WRITTEN TASK:
Your task is to repeat the entries word for word while leaving out the pictures.

INPUT FOR THIS TASK:
————————

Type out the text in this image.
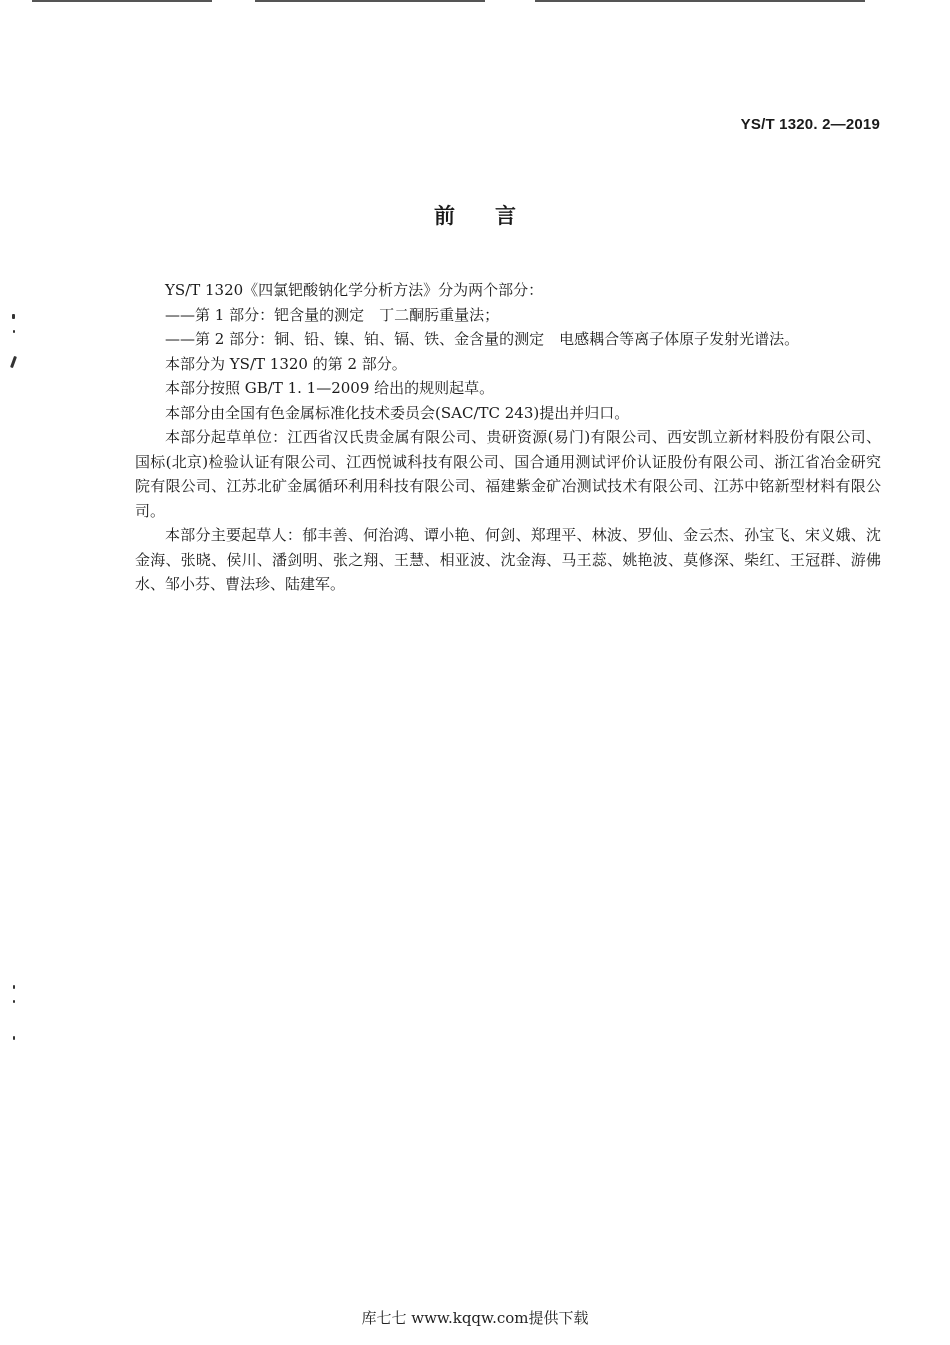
YS/T 1320. 2—2019
前言

YS/T 1320《四氯钯酸钠化学分析方法》分为两个部分：

——第 1 部分：钯含量的测定　丁二酮肟重量法；

——第 2 部分：铜、铅、镍、铂、镉、铁、金含量的测定　电感耦合等离子体原子发射光谱法。

本部分为 YS/T 1320 的第 2 部分。

本部分按照 GB/T 1. 1—2009 给出的规则起草。

本部分由全国有色金属标准化技术委员会(SAC/TC 243)提出并归口。

本部分起草单位：江西省汉氏贵金属有限公司、贵研资源(易门)有限公司、西安凯立新材料股份有限公司、国标(北京)检验认证有限公司、江西悦诚科技有限公司、国合通用测试评价认证股份有限公司、浙江省冶金研究院有限公司、江苏北矿金属循环利用科技有限公司、福建紫金矿冶测试技术有限公司、江苏中铭新型材料有限公司。

本部分主要起草人：郁丰善、何治鸿、谭小艳、何剑、郑理平、林波、罗仙、金云杰、孙宝飞、宋义娥、沈金海、张晓、侯川、潘剑明、张之翔、王慧、相亚波、沈金海、马王蕊、姚艳波、莫修深、柴红、王冠群、游佛水、邹小芬、曹法珍、陆建军。

库七七 www.kqqw.com提供下载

————————

CORRECT OUTPUT:
Type out the text in this image.
YS/T 1320. 2—2019
前言

YS/T 1320《四氯钯酸钠化学分析方法》分为两个部分：

——第 1 部分：钯含量的测定　丁二酮肟重量法；

——第 2 部分：铜、铅、镍、铂、镉、铁、金含量的测定　电感耦合等离子体原子发射光谱法。

本部分为 YS/T 1320 的第 2 部分。

本部分按照 GB/T 1. 1—2009 给出的规则起草。

本部分由全国有色金属标准化技术委员会(SAC/TC 243)提出并归口。

本部分起草单位：江西省汉氏贵金属有限公司、贵研资源(易门)有限公司、西安凯立新材料股份有限公司、国标(北京)检验认证有限公司、江西悦诚科技有限公司、国合通用测试评价认证股份有限公司、浙江省冶金研究院有限公司、江苏北矿金属循环利用科技有限公司、福建紫金矿冶测试技术有限公司、江苏中铭新型材料有限公司。

本部分主要起草人：郁丰善、何治鸿、谭小艳、何剑、郑理平、林波、罗仙、金云杰、孙宝飞、宋义娥、沈金海、张晓、侯川、潘剑明、张之翔、王慧、相亚波、沈金海、马王蕊、姚艳波、莫修深、柴红、王冠群、游佛水、邹小芬、曹法珍、陆建军。

库七七 www.kqqw.com提供下载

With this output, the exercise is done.